### Entries shown:
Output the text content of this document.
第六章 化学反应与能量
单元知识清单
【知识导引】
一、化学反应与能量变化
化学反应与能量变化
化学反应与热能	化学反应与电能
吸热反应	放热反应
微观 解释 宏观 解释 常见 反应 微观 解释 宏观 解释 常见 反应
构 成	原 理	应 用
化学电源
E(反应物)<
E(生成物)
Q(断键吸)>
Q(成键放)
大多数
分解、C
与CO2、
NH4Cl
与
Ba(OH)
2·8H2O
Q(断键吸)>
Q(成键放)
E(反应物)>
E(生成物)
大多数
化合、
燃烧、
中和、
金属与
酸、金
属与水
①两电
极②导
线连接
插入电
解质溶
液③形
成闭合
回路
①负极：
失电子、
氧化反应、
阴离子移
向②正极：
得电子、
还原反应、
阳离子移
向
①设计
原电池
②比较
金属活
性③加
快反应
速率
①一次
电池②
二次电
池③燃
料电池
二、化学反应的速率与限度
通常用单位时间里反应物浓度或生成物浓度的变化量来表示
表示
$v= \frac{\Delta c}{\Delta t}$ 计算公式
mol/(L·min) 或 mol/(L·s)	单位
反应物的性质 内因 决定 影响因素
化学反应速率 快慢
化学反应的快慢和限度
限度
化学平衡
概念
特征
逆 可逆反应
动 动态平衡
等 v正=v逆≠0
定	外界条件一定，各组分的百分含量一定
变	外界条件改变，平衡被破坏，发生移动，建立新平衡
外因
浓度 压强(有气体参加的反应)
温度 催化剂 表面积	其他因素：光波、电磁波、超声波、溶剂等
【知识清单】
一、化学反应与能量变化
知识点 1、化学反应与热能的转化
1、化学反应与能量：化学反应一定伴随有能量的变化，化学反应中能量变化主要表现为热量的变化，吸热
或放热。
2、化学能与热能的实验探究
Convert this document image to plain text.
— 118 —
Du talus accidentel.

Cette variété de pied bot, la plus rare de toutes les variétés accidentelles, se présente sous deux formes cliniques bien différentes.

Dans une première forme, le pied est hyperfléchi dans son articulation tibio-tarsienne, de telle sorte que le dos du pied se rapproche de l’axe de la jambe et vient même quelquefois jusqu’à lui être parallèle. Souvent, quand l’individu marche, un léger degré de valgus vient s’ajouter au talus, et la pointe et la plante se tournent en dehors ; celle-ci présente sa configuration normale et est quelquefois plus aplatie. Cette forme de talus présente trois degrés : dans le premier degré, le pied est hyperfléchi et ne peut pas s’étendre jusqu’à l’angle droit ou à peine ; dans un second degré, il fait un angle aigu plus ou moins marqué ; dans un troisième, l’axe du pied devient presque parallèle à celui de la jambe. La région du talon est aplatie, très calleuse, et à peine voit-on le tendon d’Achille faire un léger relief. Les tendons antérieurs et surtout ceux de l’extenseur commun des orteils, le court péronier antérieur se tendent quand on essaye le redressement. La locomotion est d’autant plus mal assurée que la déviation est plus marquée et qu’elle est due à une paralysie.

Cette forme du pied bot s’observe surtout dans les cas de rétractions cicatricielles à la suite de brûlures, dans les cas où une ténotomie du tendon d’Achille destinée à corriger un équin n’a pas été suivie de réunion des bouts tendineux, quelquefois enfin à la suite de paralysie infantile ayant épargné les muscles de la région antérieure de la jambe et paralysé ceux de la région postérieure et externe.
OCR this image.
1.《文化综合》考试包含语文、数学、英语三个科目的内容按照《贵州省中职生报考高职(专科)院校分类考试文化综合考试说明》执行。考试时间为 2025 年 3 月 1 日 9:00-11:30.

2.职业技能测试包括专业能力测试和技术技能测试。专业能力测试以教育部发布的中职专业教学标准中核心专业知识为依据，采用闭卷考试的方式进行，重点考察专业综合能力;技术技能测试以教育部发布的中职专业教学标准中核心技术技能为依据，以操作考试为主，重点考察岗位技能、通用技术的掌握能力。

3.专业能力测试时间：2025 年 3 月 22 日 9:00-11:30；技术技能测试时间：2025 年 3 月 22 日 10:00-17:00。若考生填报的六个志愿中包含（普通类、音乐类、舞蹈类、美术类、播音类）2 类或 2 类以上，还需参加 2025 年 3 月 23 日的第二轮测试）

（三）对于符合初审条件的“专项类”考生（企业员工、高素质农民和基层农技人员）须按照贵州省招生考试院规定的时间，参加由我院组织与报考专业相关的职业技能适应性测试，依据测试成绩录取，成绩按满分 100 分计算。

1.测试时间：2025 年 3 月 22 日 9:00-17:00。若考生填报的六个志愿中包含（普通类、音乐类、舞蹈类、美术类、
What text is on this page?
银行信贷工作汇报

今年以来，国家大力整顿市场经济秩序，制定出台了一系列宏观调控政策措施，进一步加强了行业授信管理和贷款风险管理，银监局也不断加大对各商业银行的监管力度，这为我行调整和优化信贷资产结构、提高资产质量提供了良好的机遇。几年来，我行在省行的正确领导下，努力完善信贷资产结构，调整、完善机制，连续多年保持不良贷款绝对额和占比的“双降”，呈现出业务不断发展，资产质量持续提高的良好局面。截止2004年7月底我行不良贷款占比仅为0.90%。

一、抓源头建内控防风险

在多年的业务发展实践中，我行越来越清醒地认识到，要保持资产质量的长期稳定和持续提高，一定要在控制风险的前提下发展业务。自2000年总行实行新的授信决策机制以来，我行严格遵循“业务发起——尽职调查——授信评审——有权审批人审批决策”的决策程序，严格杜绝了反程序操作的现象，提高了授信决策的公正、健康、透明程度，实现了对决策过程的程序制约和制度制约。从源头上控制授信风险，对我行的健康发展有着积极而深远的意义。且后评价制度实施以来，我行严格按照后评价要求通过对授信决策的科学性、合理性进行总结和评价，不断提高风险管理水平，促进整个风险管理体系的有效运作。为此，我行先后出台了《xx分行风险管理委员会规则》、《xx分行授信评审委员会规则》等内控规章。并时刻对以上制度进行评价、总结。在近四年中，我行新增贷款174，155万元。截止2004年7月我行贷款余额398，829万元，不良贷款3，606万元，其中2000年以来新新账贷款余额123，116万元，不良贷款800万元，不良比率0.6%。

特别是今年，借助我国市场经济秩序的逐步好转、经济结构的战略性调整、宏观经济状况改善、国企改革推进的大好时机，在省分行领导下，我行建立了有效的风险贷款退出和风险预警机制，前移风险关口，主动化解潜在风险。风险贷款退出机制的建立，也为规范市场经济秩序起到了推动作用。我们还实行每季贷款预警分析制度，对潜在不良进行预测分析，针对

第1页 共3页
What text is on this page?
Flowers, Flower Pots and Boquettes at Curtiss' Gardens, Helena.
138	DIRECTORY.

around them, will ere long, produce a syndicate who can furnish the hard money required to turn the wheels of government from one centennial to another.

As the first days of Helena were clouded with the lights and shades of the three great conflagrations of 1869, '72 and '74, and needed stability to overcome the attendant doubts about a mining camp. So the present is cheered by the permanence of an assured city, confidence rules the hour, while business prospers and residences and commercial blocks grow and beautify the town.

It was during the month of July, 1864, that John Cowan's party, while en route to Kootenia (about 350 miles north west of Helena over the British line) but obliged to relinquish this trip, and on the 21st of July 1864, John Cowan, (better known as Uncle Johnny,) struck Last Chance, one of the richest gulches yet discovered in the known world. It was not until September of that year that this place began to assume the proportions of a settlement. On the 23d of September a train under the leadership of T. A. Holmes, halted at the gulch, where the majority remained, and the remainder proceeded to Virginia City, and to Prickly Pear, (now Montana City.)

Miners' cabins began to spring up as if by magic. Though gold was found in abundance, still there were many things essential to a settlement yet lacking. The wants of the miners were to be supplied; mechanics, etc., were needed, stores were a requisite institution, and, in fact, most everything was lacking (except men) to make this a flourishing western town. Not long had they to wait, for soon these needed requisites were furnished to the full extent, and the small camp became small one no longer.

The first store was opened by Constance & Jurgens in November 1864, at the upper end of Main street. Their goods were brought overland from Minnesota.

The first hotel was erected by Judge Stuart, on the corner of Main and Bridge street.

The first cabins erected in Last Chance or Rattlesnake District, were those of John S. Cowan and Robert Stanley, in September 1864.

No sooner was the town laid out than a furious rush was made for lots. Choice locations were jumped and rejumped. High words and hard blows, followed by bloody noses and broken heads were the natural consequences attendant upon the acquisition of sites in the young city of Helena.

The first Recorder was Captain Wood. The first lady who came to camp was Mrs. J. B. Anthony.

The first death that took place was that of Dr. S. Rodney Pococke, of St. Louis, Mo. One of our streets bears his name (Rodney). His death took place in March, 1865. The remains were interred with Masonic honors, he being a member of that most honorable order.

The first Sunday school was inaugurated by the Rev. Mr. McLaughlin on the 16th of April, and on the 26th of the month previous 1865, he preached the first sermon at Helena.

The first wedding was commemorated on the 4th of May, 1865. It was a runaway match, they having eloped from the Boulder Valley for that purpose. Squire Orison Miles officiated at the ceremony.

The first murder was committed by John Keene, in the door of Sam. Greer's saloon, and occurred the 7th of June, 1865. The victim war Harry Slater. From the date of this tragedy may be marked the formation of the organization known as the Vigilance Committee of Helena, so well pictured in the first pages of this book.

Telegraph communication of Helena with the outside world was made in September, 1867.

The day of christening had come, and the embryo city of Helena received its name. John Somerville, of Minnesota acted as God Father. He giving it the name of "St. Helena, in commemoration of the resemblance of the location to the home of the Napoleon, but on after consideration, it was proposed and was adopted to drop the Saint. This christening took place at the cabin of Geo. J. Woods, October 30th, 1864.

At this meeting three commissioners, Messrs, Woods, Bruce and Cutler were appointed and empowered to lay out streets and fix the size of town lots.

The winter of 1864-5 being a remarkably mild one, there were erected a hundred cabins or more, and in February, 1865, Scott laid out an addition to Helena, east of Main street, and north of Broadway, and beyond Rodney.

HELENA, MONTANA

### What you need to do:
Find the word "three" in the records and pull out each line that has it.

### Result for this task:
As the first days of Helena were clouded with the lights and shades of the three great conflagrations of 1869, '72 and '74, and needed stability to overcome the attendant doubts about a mining camp. So the present is cheered by the permanence of an assured city, confidence rules the hour, while business prospers and residences and commercial blocks grow and beautify the town.
At this meeting three commissioners, Messrs, Woods, Bruce and Cutler were appointed and empowered to lay out streets and fix the size of town lots.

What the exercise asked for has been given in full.